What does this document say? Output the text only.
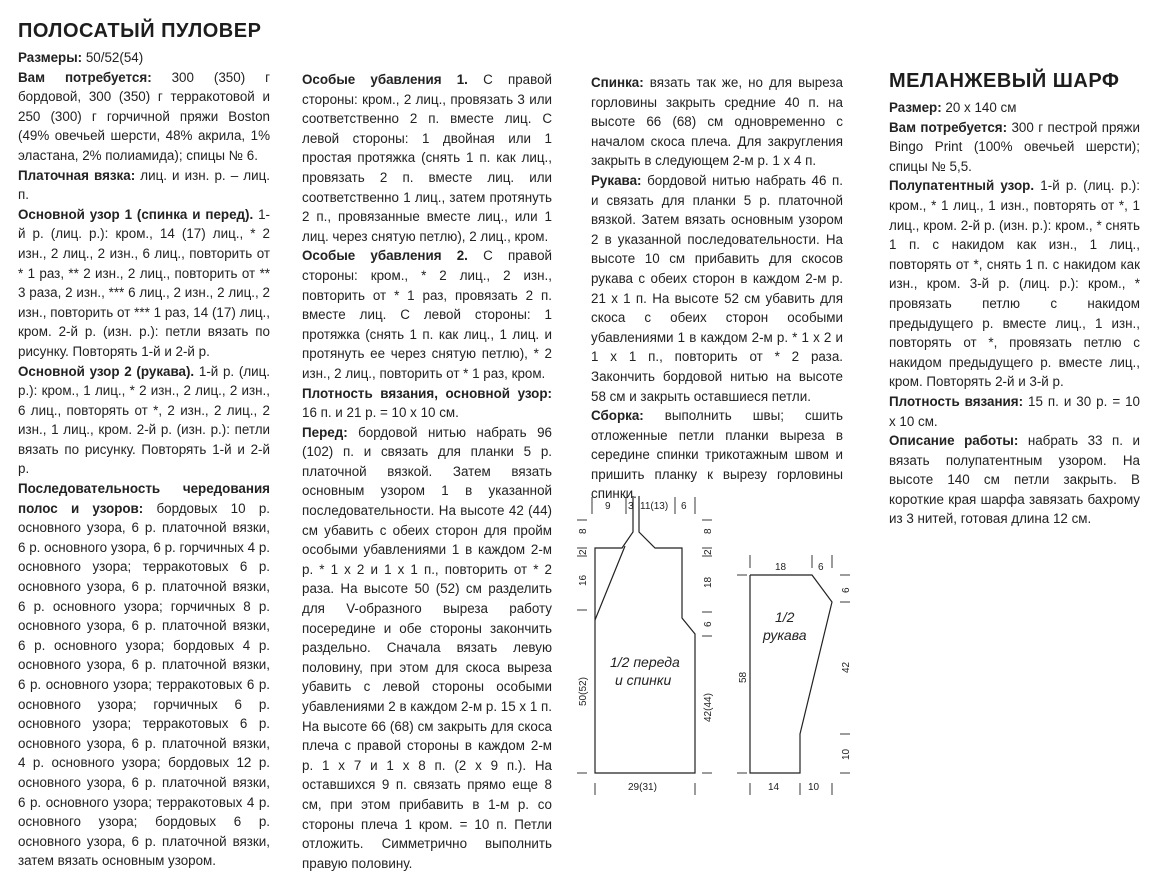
ПОЛОСАТЫЙ ПУЛОВЕР
МЕЛАНЖЕВЫЙ ШАРФ

Размеры: 50/52(54)

Вам потребуется: 300 (350) г бордовой, 300 (350) г терракотовой и 250 (300) г горчичной пряжи Boston (49% овечьей шерсти, 48% акрила, 1% эластана, 2% полиамида); спицы № 6.

Платочная вязка: лиц. и изн. р. – лиц. п.

Основной узор 1 (спинка и перед). 1-й р. (лиц. р.): кром., 14 (17) лиц., * 2 изн., 2 лиц., 2 изн., 6 лиц., повторить от * 1 раз, ** 2 изн., 2 лиц., повторить от ** 3 раза, 2 изн., *** 6 лиц., 2 изн., 2 лиц., 2 изн., повторить от *** 1 раз, 14 (17) лиц., кром. 2-й р. (изн. р.): петли вязать по рисунку. Повторять 1-й и 2-й р.

Основной узор 2 (рукава). 1-й р. (лиц. р.): кром., 1 лиц., * 2 изн., 2 лиц., 2 изн., 6 лиц., повторять от *, 2 изн., 2 лиц., 2 изн., 1 лиц., кром. 2-й р. (изн. р.): петли вязать по рисунку. Повторять 1-й и 2-й р.

Последовательность чередования полос и узоров: бордовых 10 р. основного узора, 6 р. платочной вязки, 6 р. основного узора, 6 р. горчичных 4 р. основного узора; терракотовых 6 р. основного узора, 6 р. платочной вязки, 6 р. основного узора; горчичных 8 р. основного узора, 6 р. платочной вязки, 6 р. основного узора; бордовых 4 р. основного узора, 6 р. платочной вязки, 6 р. основного узора; терракотовых 6 р. основного узора; горчичных 6 р. основного узора; терракотовых 6 р. основного узора, 6 р. платочной вязки, 4 р. основного узора; бордовых 12 р. основного узора, 6 р. платочной вязки, 6 р. основного узора; терракотовых 4 р. основного узора; бордовых 6 р. основного узора, 6 р. платочной вязки, затем вязать основным узором.

Особые убавления 1. С правой стороны: кром., 2 лиц., провязать 3 или соответственно 2 п. вместе лиц. С левой стороны: 1 двойная или 1 простая протяжка (снять 1 п. как лиц., провязать 2 п. вместе лиц. или соответственно 1 лиц., затем протянуть 2 п., провязанные вместе лиц., или 1 лиц. через снятую петлю), 2 лиц., кром.

Особые убавления 2. С правой стороны: кром., * 2 лиц., 2 изн., повторить от * 1 раз, провязать 2 п. вместе лиц. С левой стороны: 1 протяжка (снять 1 п. как лиц., 1 лиц. и протянуть ее через снятую петлю), * 2 изн., 2 лиц., повторить от * 1 раз, кром.

Плотность вязания, основной узор: 16 п. и 21 р. = 10 х 10 см.

Перед: бордовой нитью набрать 96 (102) п. и связать для планки 5 р. платочной вязкой. Затем вязать основным узором 1 в указанной последовательности. На высоте 42 (44) см убавить с обеих сторон для пройм особыми убавлениями 1 в каждом 2-м р. * 1 х 2 и 1 х 1 п., повторить от * 2 раза. На высоте 50 (52) см разделить для V-образного выреза работу посередине и обе стороны закончить раздельно. Сначала вязать левую половину, при этом для скоса выреза убавить с левой стороны особыми убавлениями 2 в каждом 2-м р. 15 х 1 п. На высоте 66 (68) см закрыть для скоса плеча с правой стороны в каждом 2-м р. 1 х 7 и 1 х 8 п. (2 х 9 п.). На оставшихся 9 п. связать прямо еще 8 см, при этом прибавить в 1-м р. со стороны плеча 1 кром. = 10 п. Петли отложить. Симметрично выполнить правую половину.

Спинка: вязать так же, но для выреза горловины закрыть средние 40 п. на высоте 66 (68) см одновременно с началом скоса плеча. Для закругления закрыть в следующем 2-м р. 1 х 4 п.

Рукава: бордовой нитью набрать 46 п. и связать для планки 5 р. платочной вязкой. Затем вязать основным узором 2 в указанной последовательности. На высоте 10 см прибавить для скосов рукава с обеих сторон в каждом 2-м р. 21 х 1 п. На высоте 52 см убавить для скоса с обеих сторон особыми убавлениями 1 в каждом 2-м р. * 1 х 2 и 1 х 1 п., повторить от * 2 раза. Закончить бордовой нитью на высоте 58 см и закрыть оставшиеся петли.

Сборка: выполнить швы; сшить отложенные петли планки выреза в середине спинки трикотажным швом и пришить планку к вырезу горловины спинки.

Размер: 20 х 140 см

Вам потребуется: 300 г пестрой пряжи Bingo Print (100% овечьей шерсти); спицы № 5,5.

Полупатентный узор. 1-й р. (лиц. р.): кром., * 1 лиц., 1 изн., повторять от *, 1 лиц., кром. 2-й р. (изн. р.): кром., * снять 1 п. с накидом как изн., 1 лиц., повторять от *, снять 1 п. с накидом как изн., кром. 3-й р. (лиц. р.): кром., * провязать петлю с накидом предыдущего р. вместе лиц., 1 изн., повторять от *, провязать петлю с накидом предыдущего р. вместе лиц., кром. Повторять 2-й и 3-й р.

Плотность вязания: 15 п. и 30 р. = 10 х 10 см.

Описание работы: набрать 33 п. и вязать полупатентным узором. На высоте 140 см петли закрыть. В короткие края шарфа завязать бахрому из 3 нитей, готовая длина 12 см.

1/2 переда
и спинки
9 3 11(13) 6
8
2
16
50(52)
8
2
18
6
42(44)
29(31)
1/2
рукава
18	6
58
6
42
10
14	10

= = = = = = =

* _WHAT IS EXPECTED_: Retype every entry verbatim and exclude the pictures from the copy.

* _TASK RESULT_:
What does this document say? Output the text only.
ПОЛОСАТЫЙ ПУЛОВЕР
МЕЛАНЖЕВЫЙ ШАРФ

Размеры: 50/52(54)

Вам потребуется: 300 (350) г бордовой, 300 (350) г терракотовой и 250 (300) г горчичной пряжи Boston (49% овечьей шерсти, 48% акрила, 1% эластана, 2% полиамида); спицы № 6.

Платочная вязка: лиц. и изн. р. – лиц. п.

Основной узор 1 (спинка и перед). 1-й р. (лиц. р.): кром., 14 (17) лиц., * 2 изн., 2 лиц., 2 изн., 6 лиц., повторить от * 1 раз, ** 2 изн., 2 лиц., повторить от ** 3 раза, 2 изн., *** 6 лиц., 2 изн., 2 лиц., 2 изн., повторить от *** 1 раз, 14 (17) лиц., кром. 2-й р. (изн. р.): петли вязать по рисунку. Повторять 1-й и 2-й р.

Основной узор 2 (рукава). 1-й р. (лиц. р.): кром., 1 лиц., * 2 изн., 2 лиц., 2 изн., 6 лиц., повторять от *, 2 изн., 2 лиц., 2 изн., 1 лиц., кром. 2-й р. (изн. р.): петли вязать по рисунку. Повторять 1-й и 2-й р.

Последовательность чередования полос и узоров: бордовых 10 р. основного узора, 6 р. платочной вязки, 6 р. основного узора, 6 р. горчичных 4 р. основного узора; терракотовых 6 р. основного узора, 6 р. платочной вязки, 6 р. основного узора; горчичных 8 р. основного узора, 6 р. платочной вязки, 6 р. основного узора; бордовых 4 р. основного узора, 6 р. платочной вязки, 6 р. основного узора; терракотовых 6 р. основного узора; горчичных 6 р. основного узора; терракотовых 6 р. основного узора, 6 р. платочной вязки, 4 р. основного узора; бордовых 12 р. основного узора, 6 р. платочной вязки, 6 р. основного узора; терракотовых 4 р. основного узора; бордовых 6 р. основного узора, 6 р. платочной вязки, затем вязать основным узором.

Особые убавления 1. С правой стороны: кром., 2 лиц., провязать 3 или соответственно 2 п. вместе лиц. С левой стороны: 1 двойная или 1 простая протяжка (снять 1 п. как лиц., провязать 2 п. вместе лиц. или соответственно 1 лиц., затем протянуть 2 п., провязанные вместе лиц., или 1 лиц. через снятую петлю), 2 лиц., кром.

Особые убавления 2. С правой стороны: кром., * 2 лиц., 2 изн., повторить от * 1 раз, провязать 2 п. вместе лиц. С левой стороны: 1 протяжка (снять 1 п. как лиц., 1 лиц. и протянуть ее через снятую петлю), * 2 изн., 2 лиц., повторить от * 1 раз, кром.

Плотность вязания, основной узор: 16 п. и 21 р. = 10 х 10 см.

Перед: бордовой нитью набрать 96 (102) п. и связать для планки 5 р. платочной вязкой. Затем вязать основным узором 1 в указанной последовательности. На высоте 42 (44) см убавить с обеих сторон для пройм особыми убавлениями 1 в каждом 2-м р. * 1 х 2 и 1 х 1 п., повторить от * 2 раза. На высоте 50 (52) см разделить для V-образного выреза работу посередине и обе стороны закончить раздельно. Сначала вязать левую половину, при этом для скоса выреза убавить с левой стороны особыми убавлениями 2 в каждом 2-м р. 15 х 1 п. На высоте 66 (68) см закрыть для скоса плеча с правой стороны в каждом 2-м р. 1 х 7 и 1 х 8 п. (2 х 9 п.). На оставшихся 9 п. связать прямо еще 8 см, при этом прибавить в 1-м р. со стороны плеча 1 кром. = 10 п. Петли отложить. Симметрично выполнить правую половину.

Спинка: вязать так же, но для выреза горловины закрыть средние 40 п. на высоте 66 (68) см одновременно с началом скоса плеча. Для закругления закрыть в следующем 2-м р. 1 х 4 п.

Рукава: бордовой нитью набрать 46 п. и связать для планки 5 р. платочной вязкой. Затем вязать основным узором 2 в указанной последовательности. На высоте 10 см прибавить для скосов рукава с обеих сторон в каждом 2-м р. 21 х 1 п. На высоте 52 см убавить для скоса с обеих сторон особыми убавлениями 1 в каждом 2-м р. * 1 х 2 и 1 х 1 п., повторить от * 2 раза. Закончить бордовой нитью на высоте 58 см и закрыть оставшиеся петли.

Сборка: выполнить швы; сшить отложенные петли планки выреза в середине спинки трикотажным швом и пришить планку к вырезу горловины спинки.

Размер: 20 х 140 см

Вам потребуется: 300 г пестрой пряжи Bingo Print (100% овечьей шерсти); спицы № 5,5.

Полупатентный узор. 1-й р. (лиц. р.): кром., * 1 лиц., 1 изн., повторять от *, 1 лиц., кром. 2-й р. (изн. р.): кром., * снять 1 п. с накидом как изн., 1 лиц., повторять от *, снять 1 п. с накидом как изн., кром. 3-й р. (лиц. р.): кром., * провязать петлю с накидом предыдущего р. вместе лиц., 1 изн., повторять от *, провязать петлю с накидом предыдущего р. вместе лиц., кром. Повторять 2-й и 3-й р.

Плотность вязания: 15 п. и 30 р. = 10 х 10 см.

Описание работы: набрать 33 п. и вязать полупатентным узором. На высоте 140 см петли закрыть. В короткие края шарфа завязать бахрому из 3 нитей, готовая длина 12 см.

1/2 переда
и спинки
9 3 11(13) 6
8
2
16
50(52)
8
2
18
6
42(44)
29(31)
1/2
рукава
18	6
58
6
42
10
14	10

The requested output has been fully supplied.